> Dataset excerpts:
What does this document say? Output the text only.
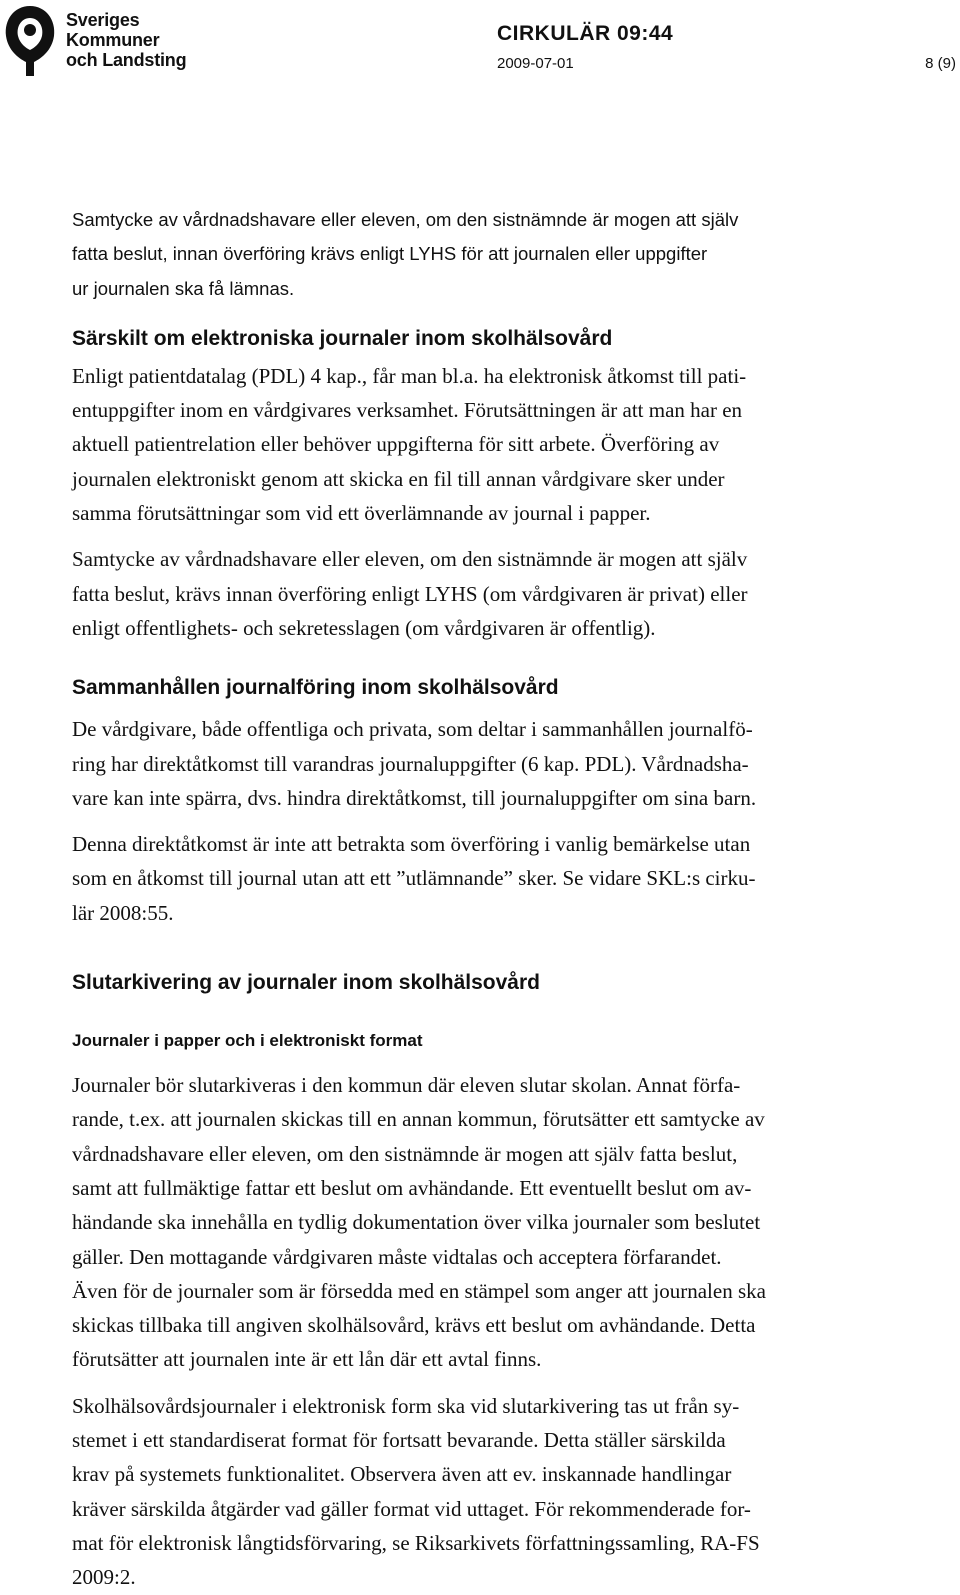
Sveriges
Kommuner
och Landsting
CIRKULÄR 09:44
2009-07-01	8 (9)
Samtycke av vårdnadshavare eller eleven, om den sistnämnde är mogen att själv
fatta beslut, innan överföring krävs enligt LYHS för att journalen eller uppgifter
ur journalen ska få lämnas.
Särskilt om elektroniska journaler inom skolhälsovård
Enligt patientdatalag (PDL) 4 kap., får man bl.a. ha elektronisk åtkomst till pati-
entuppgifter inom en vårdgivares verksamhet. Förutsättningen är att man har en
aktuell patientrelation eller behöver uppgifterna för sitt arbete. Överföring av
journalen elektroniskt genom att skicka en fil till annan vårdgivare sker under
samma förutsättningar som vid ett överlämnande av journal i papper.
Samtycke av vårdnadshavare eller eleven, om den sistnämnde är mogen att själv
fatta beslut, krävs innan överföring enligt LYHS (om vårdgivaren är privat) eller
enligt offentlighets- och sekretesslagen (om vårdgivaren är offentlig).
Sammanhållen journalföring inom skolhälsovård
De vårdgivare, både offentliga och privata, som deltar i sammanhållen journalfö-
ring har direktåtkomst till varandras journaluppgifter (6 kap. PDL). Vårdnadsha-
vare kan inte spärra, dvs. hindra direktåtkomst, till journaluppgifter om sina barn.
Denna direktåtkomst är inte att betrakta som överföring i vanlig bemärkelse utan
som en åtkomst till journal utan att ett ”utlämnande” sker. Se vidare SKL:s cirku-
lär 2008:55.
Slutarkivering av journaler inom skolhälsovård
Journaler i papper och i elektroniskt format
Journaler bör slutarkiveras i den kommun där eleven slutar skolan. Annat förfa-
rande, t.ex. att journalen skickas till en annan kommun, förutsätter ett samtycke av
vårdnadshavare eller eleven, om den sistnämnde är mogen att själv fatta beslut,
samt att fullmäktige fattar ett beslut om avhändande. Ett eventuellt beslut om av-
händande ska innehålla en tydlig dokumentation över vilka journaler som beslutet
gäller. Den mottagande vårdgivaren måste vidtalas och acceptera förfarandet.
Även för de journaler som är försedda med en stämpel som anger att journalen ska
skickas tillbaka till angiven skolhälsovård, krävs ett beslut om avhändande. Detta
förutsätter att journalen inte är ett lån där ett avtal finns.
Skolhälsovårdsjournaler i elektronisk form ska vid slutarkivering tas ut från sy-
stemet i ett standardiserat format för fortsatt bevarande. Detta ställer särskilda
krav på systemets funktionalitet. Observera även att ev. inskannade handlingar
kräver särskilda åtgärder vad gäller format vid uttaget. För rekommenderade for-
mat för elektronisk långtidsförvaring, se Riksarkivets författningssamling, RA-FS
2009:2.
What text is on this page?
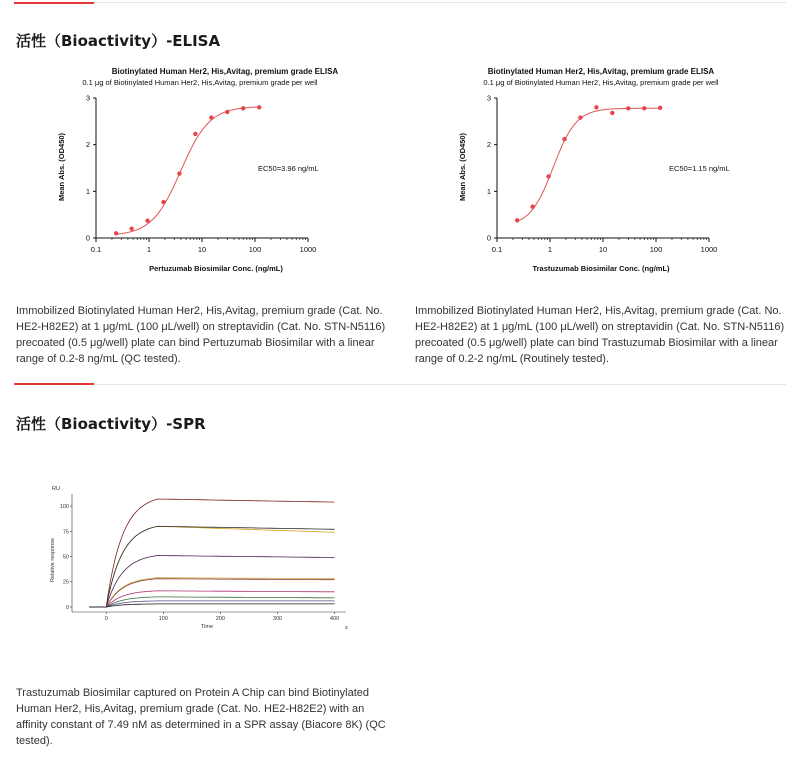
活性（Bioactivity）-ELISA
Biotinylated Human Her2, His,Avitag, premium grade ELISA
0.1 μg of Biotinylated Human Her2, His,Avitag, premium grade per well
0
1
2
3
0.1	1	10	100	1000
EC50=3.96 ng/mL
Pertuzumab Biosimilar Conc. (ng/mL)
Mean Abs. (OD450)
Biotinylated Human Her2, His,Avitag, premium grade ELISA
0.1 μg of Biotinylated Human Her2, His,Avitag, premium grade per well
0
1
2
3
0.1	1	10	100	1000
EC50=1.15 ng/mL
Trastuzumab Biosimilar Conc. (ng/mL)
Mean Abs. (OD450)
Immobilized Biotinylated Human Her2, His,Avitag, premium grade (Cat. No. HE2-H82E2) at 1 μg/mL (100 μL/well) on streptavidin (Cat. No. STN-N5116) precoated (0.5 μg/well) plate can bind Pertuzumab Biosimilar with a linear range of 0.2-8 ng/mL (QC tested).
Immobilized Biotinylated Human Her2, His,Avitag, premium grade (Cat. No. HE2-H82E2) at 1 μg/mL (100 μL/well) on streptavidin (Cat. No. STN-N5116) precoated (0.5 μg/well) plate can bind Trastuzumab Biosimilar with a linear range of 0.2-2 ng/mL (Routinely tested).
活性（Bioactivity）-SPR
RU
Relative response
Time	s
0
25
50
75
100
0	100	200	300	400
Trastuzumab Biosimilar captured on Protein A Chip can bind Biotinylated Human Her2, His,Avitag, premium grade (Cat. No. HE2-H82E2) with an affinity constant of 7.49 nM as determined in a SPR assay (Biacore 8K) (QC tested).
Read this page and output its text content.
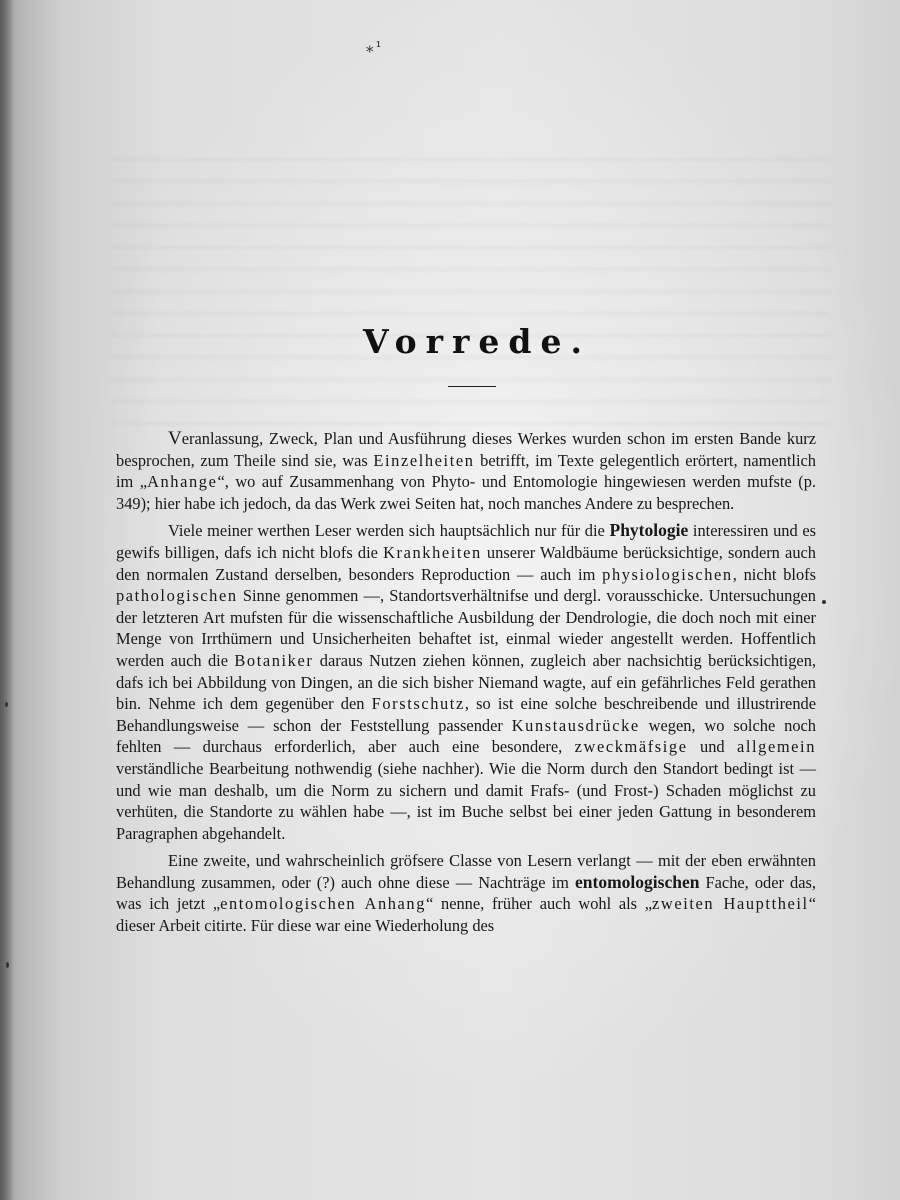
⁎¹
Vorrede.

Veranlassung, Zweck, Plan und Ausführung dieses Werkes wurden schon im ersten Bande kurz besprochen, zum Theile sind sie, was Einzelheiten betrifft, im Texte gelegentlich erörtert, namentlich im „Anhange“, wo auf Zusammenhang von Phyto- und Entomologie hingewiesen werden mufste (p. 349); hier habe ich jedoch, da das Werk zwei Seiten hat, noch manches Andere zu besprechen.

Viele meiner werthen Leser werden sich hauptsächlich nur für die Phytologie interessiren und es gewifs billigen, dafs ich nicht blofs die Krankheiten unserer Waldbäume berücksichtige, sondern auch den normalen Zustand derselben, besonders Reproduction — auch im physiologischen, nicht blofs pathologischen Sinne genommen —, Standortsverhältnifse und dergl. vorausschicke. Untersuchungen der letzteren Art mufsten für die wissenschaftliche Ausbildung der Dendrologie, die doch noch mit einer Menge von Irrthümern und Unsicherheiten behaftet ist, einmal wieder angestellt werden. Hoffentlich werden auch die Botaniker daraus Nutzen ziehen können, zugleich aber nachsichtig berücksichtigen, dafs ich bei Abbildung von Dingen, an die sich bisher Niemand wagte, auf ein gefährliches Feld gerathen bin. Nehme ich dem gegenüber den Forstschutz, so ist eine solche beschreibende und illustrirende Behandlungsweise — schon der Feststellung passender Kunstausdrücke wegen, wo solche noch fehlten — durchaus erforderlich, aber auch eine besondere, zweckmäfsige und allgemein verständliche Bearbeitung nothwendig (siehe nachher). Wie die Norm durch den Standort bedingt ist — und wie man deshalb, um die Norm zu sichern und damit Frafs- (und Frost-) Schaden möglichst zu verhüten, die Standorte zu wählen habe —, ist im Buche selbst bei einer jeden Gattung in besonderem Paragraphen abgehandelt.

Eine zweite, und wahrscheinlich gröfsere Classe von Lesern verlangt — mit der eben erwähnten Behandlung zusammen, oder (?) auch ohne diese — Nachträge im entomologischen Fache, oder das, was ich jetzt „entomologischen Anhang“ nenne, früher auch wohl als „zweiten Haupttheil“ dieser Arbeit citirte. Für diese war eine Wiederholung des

> What needs to be done: What lines in the data hold the word "avhändande"? Return them.

> Answer below:
samt att fullmäktige fattar ett beslut om avhändande. Ett eventuellt beslut om av-
skickas tillbaka till angiven skolhälsovård, krävs ett beslut om avhändande. Detta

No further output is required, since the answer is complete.